--- DATASET EXTRACT ---

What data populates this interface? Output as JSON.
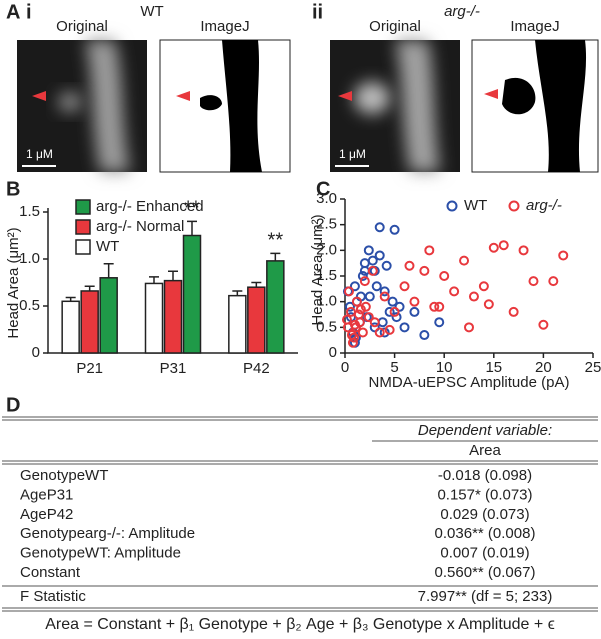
{
  "panel_a": {
    "label": "A",
    "panels": [
      {
        "numeral": "i",
        "title": "WT",
        "image_titles": [
          "Original",
          "ImageJ"
        ],
        "scale_bar": "1 μM"
      },
      {
        "numeral": "ii",
        "title": "arg-/-",
        "image_titles": [
          "Original",
          "ImageJ"
        ],
        "scale_bar": "1 μM"
      }
    ]
  },
  "chart_data": [
    {
      "type": "bar",
      "panel_label": "B",
      "ylabel": "Head Area (μm²)",
      "categories": [
        "P21",
        "P31",
        "P42"
      ],
      "series": [
        {
          "name": "WT",
          "color": "#ffffff",
          "values": [
            0.55,
            0.74,
            0.61
          ],
          "errors": [
            0.04,
            0.07,
            0.05
          ]
        },
        {
          "name": "arg-/- Normal",
          "color": "#e8383d",
          "values": [
            0.66,
            0.77,
            0.7
          ],
          "errors": [
            0.05,
            0.1,
            0.05
          ]
        },
        {
          "name": "arg-/- Enhanced",
          "color": "#1f9a48",
          "values": [
            0.8,
            1.25,
            0.98
          ],
          "errors": [
            0.15,
            0.15,
            0.08
          ],
          "significance": [
            null,
            "**",
            "**"
          ]
        }
      ],
      "ylim": [
        0,
        1.5
      ],
      "yticks": [
        0,
        0.5,
        {
          "value": 1,
          "label": "1.0"
        },
        1.5
      ]
    },
    {
      "type": "scatter",
      "panel_label": "C",
      "xlabel": "NMDA-uEPSC Amplitude (pA)",
      "ylabel": "Head Area (μm²)",
      "series": [
        {
          "name": "WT",
          "color": "#2b4fa8",
          "x": [
            0.5,
            1,
            1.5,
            2,
            2.5,
            3,
            3.5,
            4,
            4.5,
            5,
            0.8,
            1.2,
            1.8,
            2.2,
            2.8,
            3.2,
            3.8,
            4.2,
            5.5,
            6,
            0.3,
            0.6,
            1.1,
            1.6,
            2.4,
            3,
            4,
            4.8,
            5.2,
            2,
            3.5,
            1,
            7,
            8,
            9.5
          ],
          "values": [
            0.9,
            1.3,
            0.6,
            1.6,
            1.1,
            0.5,
            1.9,
            1.2,
            0.8,
            2.4,
            0.4,
            1.0,
            1.5,
            0.7,
            1.8,
            1.3,
            0.6,
            1.7,
            0.9,
            0.5,
            1.2,
            0.7,
            0.3,
            1.1,
            2.0,
            1.6,
            0.4,
            1.0,
            0.7,
            1.75,
            2.45,
            0.2,
            0.8,
            0.35,
            0.6
          ]
        },
        {
          "name": "arg-/-",
          "color": "#e8383d",
          "x": [
            0.3,
            0.6,
            0.9,
            1.2,
            1.5,
            1.8,
            2.1,
            2.4,
            0.4,
            0.8,
            1.1,
            1.4,
            0.2,
            0.7,
            1.0,
            1.6,
            2,
            3,
            4,
            5,
            6,
            7,
            8,
            9,
            10,
            11,
            12,
            13,
            14,
            15,
            16,
            17,
            18,
            19,
            20,
            21,
            22,
            14.5,
            12.5,
            9.5,
            8.5,
            6.5,
            3.5,
            2.8,
            4.5
          ],
          "values": [
            0.5,
            0.8,
            0.3,
            1.0,
            0.6,
            0.4,
            0.9,
            0.7,
            1.2,
            0.2,
            0.5,
            0.75,
            0.65,
            0.35,
            0.55,
            0.85,
            1.4,
            0.6,
            1.1,
            0.8,
            1.3,
            1.0,
            1.6,
            0.9,
            1.5,
            1.2,
            1.8,
            1.1,
            1.3,
            2.05,
            2.1,
            0.8,
            2.0,
            1.4,
            0.55,
            1.4,
            1.9,
            0.95,
            0.5,
            0.9,
            2.0,
            1.7,
            0.4,
            1.6,
            0.45
          ]
        }
      ],
      "xlim": [
        0,
        25
      ],
      "xticks": [
        0,
        5,
        10,
        15,
        20,
        25
      ],
      "ylim": [
        0,
        3
      ],
      "yticks": [
        0,
        0.5,
        {
          "value": 1,
          "label": "1.0"
        },
        1.5,
        {
          "value": 2,
          "label": "2.0"
        },
        2.5,
        {
          "value": 3,
          "label": "3.0"
        }
      ]
    }
  ],
  "panel_d": {
    "label": "D",
    "header": [
      "Dependent variable:",
      "Area"
    ],
    "rows": [
      [
        "GenotypeWT",
        "-0.018 (0.098)"
      ],
      [
        "AgeP31",
        "0.157* (0.073)"
      ],
      [
        "AgeP42",
        "0.029 (0.073)"
      ],
      [
        "Genotypearg-/-: Amplitude",
        "0.036** (0.008)"
      ],
      [
        "GenotypeWT: Amplitude",
        "0.007 (0.019)"
      ],
      [
        "Constant",
        "0.560** (0.067)"
      ]
    ],
    "statistic": [
      "F Statistic",
      "7.997** (df = 5; 233)"
    ],
    "equation": "Area = Constant + β₁ Genotype + β₂ Age + β₃ Genotype x Amplitude + ϵ"
  }
}
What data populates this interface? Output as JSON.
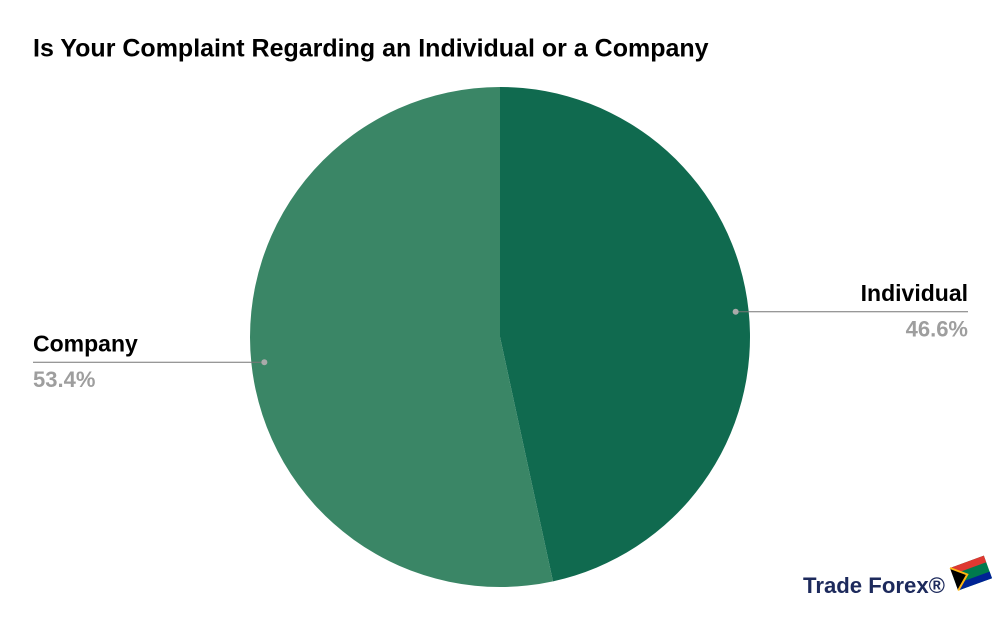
{
  "chart_data": {
    "type": "pie",
    "title": "Is Your Complaint Regarding an Individual or a Company",
    "categories": [
      "Individual",
      "Company"
    ],
    "values": [
      46.6,
      53.4
    ],
    "value_labels": [
      "46.6%",
      "53.4%"
    ],
    "colors": [
      "#106a4f",
      "#3a8666"
    ],
    "logo": "Trade Forex®"
  }
}
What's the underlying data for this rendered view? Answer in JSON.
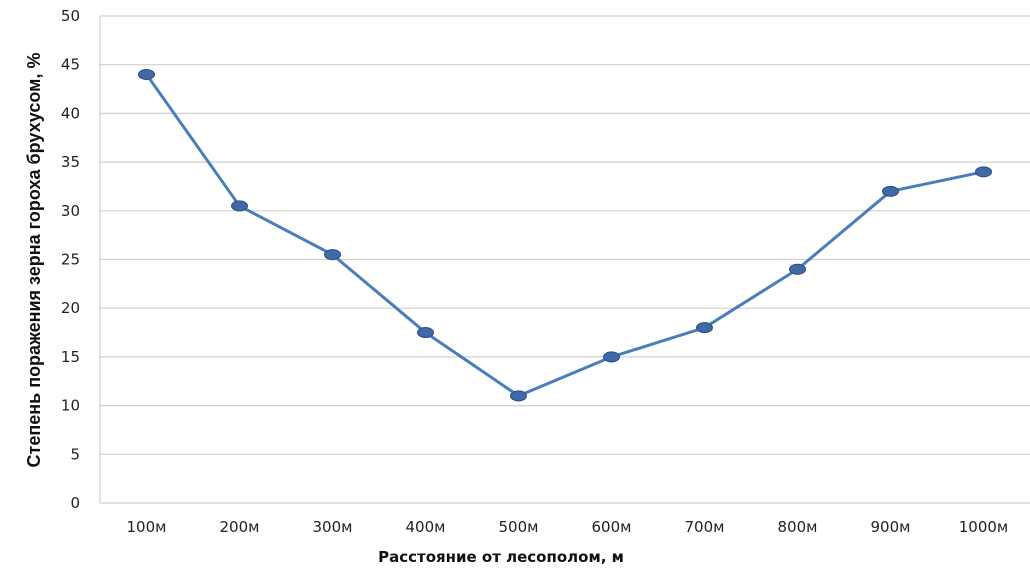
{
  "chart_data": {
    "type": "line",
    "categories": [
      "100м",
      "200м",
      "300м",
      "400м",
      "500м",
      "600м",
      "700м",
      "800м",
      "900м",
      "1000м"
    ],
    "series": [
      {
        "values": [
          44,
          30.5,
          25.5,
          17.5,
          11,
          15,
          18,
          24,
          32,
          34
        ]
      }
    ],
    "xlabel": "Расстояние от лесополом, м",
    "ylabel": "Степень поражения зерна гороха брухусом, %",
    "ylim": [
      0,
      50
    ],
    "yticks": [
      "0",
      "5",
      "10",
      "15",
      "20",
      "25",
      "30",
      "35",
      "40",
      "45",
      "50"
    ],
    "grid": true,
    "line_color": "#4a7ebb",
    "marker_color": "#3f6aa6",
    "grid_color": "#d0d0d0"
  }
}
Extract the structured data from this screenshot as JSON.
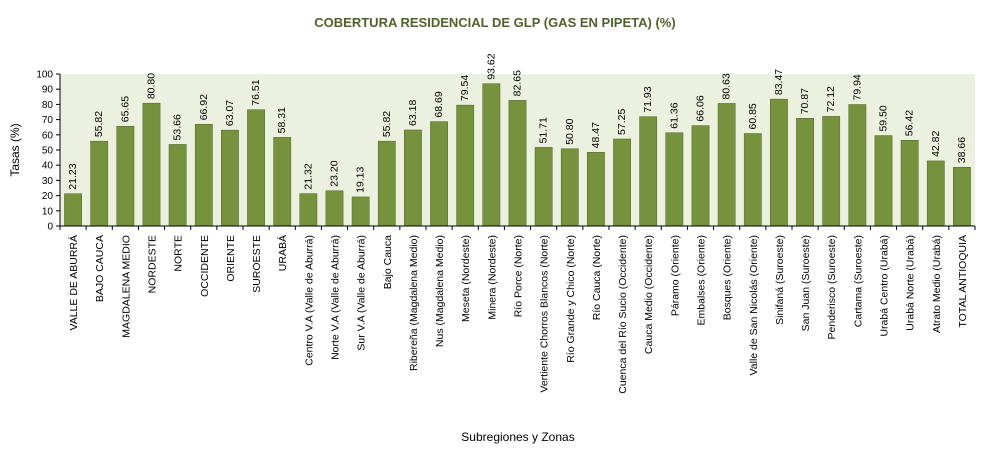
{
  "chart_data": {
    "type": "bar",
    "title": "COBERTURA RESIDENCIAL DE GLP (GAS EN PIPETA) (%)",
    "xlabel": "Subregiones y Zonas",
    "ylabel": "Tasas (%)",
    "ylim": [
      0,
      100
    ],
    "yticks": [
      0,
      10,
      20,
      30,
      40,
      50,
      60,
      70,
      80,
      90,
      100
    ],
    "grid": false,
    "bar_color": "#76923c",
    "bar_edge_color": "#4f6228",
    "plot_background": "#ebf1de",
    "title_color": "#4f6228",
    "categories": [
      "VALLE DE ABURRÁ",
      "BAJO CAUCA",
      "MAGDALENA MEDIO",
      "NORDESTE",
      "NORTE",
      "OCCIDENTE",
      "ORIENTE",
      "SUROESTE",
      "URABÁ",
      "Centro V.A (Valle de Aburrá)",
      "Norte V.A (Valle de Aburrá)",
      "Sur V.A (Valle de Aburrá)",
      "Bajo Cauca",
      "Ribereña  (Magdalena Medio)",
      "Nus  (Magdalena Medio)",
      "Meseta  (Nordeste)",
      "Minera  (Nordeste)",
      "Río Porce   (Norte)",
      "Vertiente Chorros Blancos  (Norte)",
      "Río Grande y Chico  (Norte)",
      "Río Cauca  (Norte)",
      "Cuenca del Río Sucio  (Occidente)",
      "Cauca Medio  (Occidente)",
      "Páramo  (Oriente)",
      "Embalses  (Oriente)",
      "Bosques  (Oriente)",
      "Valle de San Nicolás  (Oriente)",
      "Sinifaná  (Suroeste)",
      "San Juan  (Suroeste)",
      "Penderisco  (Suroeste)",
      "Cartama  (Suroeste)",
      "Urabá Centro  (Urabá)",
      "Urabá Norte  (Urabá)",
      "Atrato Medio  (Urabá)",
      "TOTAL ANTIOQUIA"
    ],
    "values": [
      21.23,
      55.82,
      65.65,
      80.8,
      53.66,
      66.92,
      63.07,
      76.51,
      58.31,
      21.32,
      23.2,
      19.13,
      55.82,
      63.18,
      68.69,
      79.54,
      93.62,
      82.65,
      51.71,
      50.8,
      48.47,
      57.25,
      71.93,
      61.36,
      66.06,
      80.63,
      60.85,
      83.47,
      70.87,
      72.12,
      79.94,
      59.5,
      56.42,
      42.82,
      38.66
    ],
    "value_labels": [
      "21.23",
      "55.82",
      "65.65",
      "80.80",
      "53.66",
      "66.92",
      "63.07",
      "76.51",
      "58.31",
      "21.32",
      "23.20",
      "19.13",
      "55.82",
      "63.18",
      "68.69",
      "79.54",
      "93.62",
      "82.65",
      "51.71",
      "50.80",
      "48.47",
      "57.25",
      "71.93",
      "61.36",
      "66.06",
      "80.63",
      "60.85",
      "83.47",
      "70.87",
      "72.12",
      "79.94",
      "59.50",
      "56.42",
      "42.82",
      "38.66"
    ]
  }
}
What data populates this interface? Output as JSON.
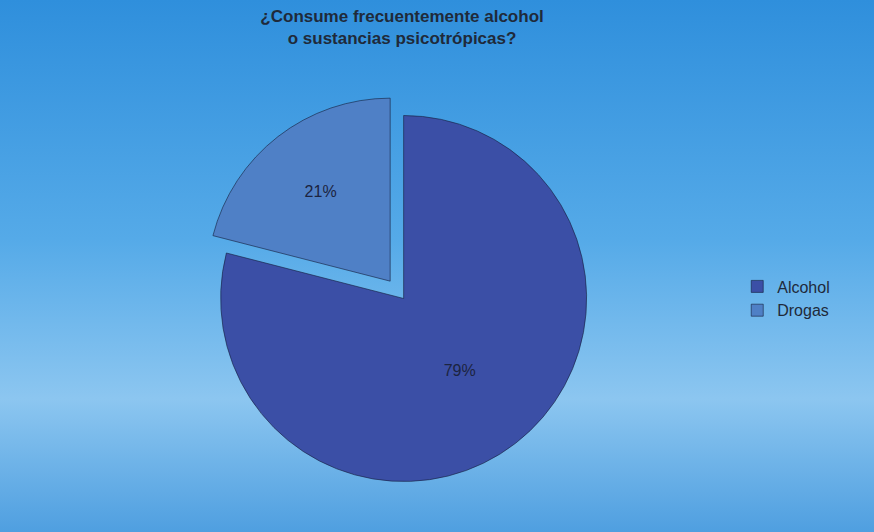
{
  "chart_data": {
    "type": "pie",
    "title": "¿Consume frecuentemente alcohol o sustancias psicotrópicas?",
    "categories": [
      "Alcohol",
      "Drogas"
    ],
    "values": [
      79,
      21
    ],
    "value_labels": [
      "79%",
      "21%"
    ],
    "colors": [
      "#3b4fa6",
      "#4f80c6"
    ],
    "data_labels": true,
    "legend": "right"
  }
}
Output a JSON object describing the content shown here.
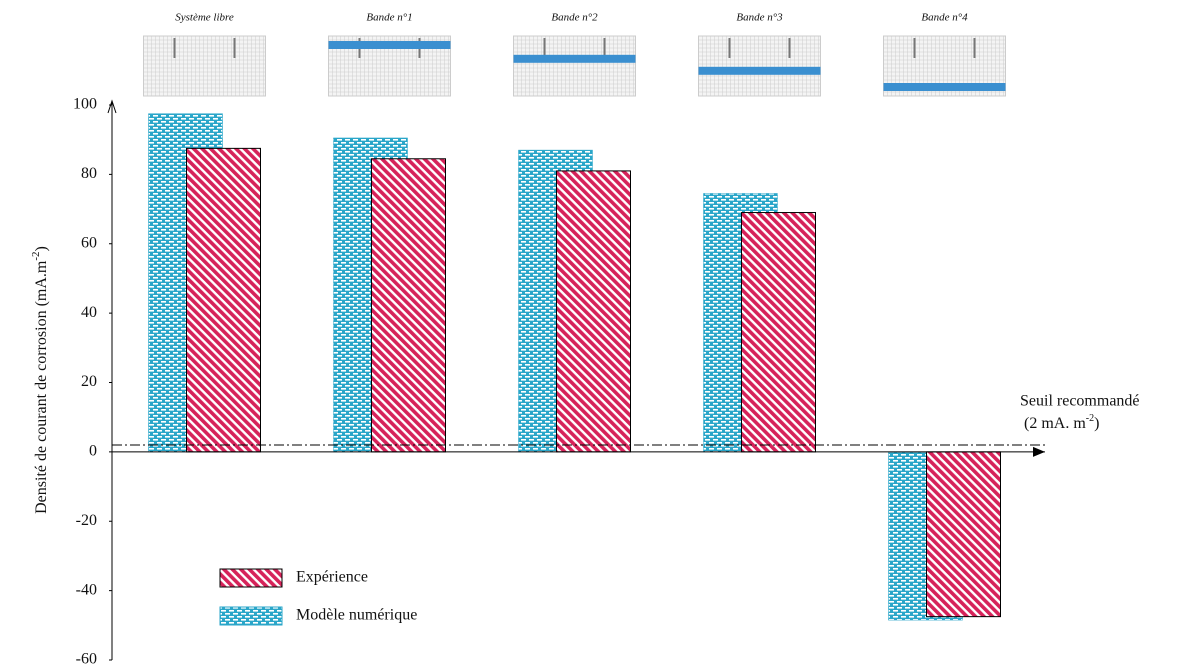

---

Only the number is wanted: how many lines of the material above include the word "name"?

5